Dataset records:
------------------------------------------------------------

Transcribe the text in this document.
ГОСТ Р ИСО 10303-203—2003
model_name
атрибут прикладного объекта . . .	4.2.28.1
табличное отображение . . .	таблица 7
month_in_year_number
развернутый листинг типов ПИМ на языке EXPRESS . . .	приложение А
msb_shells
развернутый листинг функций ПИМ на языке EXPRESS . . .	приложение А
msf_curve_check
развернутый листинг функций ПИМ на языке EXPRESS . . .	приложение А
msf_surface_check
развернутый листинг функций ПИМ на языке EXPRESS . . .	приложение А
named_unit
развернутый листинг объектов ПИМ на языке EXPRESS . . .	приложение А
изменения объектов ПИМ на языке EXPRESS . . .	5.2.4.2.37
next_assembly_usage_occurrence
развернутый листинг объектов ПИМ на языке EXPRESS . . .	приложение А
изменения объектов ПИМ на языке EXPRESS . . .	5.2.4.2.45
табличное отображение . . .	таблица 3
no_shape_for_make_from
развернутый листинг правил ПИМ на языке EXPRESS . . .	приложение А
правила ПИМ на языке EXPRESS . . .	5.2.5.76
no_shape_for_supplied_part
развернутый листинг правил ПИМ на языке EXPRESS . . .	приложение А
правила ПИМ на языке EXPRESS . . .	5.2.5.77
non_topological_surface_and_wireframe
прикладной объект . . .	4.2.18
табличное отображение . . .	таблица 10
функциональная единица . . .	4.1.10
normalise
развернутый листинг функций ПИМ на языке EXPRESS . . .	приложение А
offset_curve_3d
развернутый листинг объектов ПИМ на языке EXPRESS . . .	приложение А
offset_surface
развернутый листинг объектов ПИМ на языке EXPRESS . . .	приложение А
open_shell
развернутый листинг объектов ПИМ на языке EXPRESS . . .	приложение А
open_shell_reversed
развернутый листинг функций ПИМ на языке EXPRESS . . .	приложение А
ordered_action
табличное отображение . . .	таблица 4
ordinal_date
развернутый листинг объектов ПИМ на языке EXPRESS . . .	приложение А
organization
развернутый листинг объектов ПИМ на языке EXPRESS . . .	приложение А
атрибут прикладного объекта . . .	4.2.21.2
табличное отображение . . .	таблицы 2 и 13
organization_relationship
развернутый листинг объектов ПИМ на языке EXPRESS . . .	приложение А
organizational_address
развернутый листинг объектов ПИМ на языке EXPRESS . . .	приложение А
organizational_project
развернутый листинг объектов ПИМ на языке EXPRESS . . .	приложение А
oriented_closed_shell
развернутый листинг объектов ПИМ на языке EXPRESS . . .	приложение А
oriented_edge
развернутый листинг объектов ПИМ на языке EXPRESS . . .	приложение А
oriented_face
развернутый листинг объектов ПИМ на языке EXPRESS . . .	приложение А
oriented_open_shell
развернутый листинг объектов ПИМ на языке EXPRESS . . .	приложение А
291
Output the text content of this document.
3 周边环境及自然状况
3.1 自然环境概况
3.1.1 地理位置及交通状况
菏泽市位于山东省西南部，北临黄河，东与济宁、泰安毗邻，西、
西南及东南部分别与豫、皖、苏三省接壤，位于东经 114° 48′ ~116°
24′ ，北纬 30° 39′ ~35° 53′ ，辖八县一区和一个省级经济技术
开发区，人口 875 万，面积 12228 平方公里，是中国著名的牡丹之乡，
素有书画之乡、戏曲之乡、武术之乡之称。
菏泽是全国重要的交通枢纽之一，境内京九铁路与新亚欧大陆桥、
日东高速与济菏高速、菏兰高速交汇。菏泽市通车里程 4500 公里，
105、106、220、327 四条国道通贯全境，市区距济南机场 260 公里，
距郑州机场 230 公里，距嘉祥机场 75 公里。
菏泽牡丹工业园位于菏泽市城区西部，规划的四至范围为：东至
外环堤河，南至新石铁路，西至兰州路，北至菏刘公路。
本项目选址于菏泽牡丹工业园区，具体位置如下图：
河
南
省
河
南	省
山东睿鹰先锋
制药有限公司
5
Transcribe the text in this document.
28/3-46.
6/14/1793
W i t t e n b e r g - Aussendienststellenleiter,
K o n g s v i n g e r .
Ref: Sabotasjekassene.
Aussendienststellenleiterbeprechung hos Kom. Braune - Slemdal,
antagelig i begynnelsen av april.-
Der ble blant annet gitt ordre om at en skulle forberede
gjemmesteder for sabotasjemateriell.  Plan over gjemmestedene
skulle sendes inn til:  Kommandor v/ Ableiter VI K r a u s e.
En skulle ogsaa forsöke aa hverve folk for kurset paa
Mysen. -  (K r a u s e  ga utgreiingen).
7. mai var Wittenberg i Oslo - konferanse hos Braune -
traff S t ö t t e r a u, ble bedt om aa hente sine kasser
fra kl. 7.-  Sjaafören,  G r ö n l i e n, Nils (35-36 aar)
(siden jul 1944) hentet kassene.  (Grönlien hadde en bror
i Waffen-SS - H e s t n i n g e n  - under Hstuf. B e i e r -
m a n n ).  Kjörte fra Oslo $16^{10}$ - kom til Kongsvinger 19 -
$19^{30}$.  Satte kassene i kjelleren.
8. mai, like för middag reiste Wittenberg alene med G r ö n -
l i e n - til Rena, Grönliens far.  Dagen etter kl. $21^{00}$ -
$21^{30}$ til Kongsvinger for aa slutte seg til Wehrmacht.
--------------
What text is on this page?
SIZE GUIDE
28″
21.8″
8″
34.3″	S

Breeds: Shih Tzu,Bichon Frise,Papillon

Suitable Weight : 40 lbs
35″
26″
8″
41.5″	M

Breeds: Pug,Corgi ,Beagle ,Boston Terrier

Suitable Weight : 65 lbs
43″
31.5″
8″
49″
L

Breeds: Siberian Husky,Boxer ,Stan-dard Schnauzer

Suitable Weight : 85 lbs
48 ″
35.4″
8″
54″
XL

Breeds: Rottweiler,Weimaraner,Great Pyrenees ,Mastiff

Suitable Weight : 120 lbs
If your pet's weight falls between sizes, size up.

------------------------------------------------------------

## Exercise brief
Pick out each line containing "атрибут" and report it.

## Worked solution
атрибут прикладного объекта . . .	4.2.28.1
атрибут прикладного объекта . . .	4.2.21.2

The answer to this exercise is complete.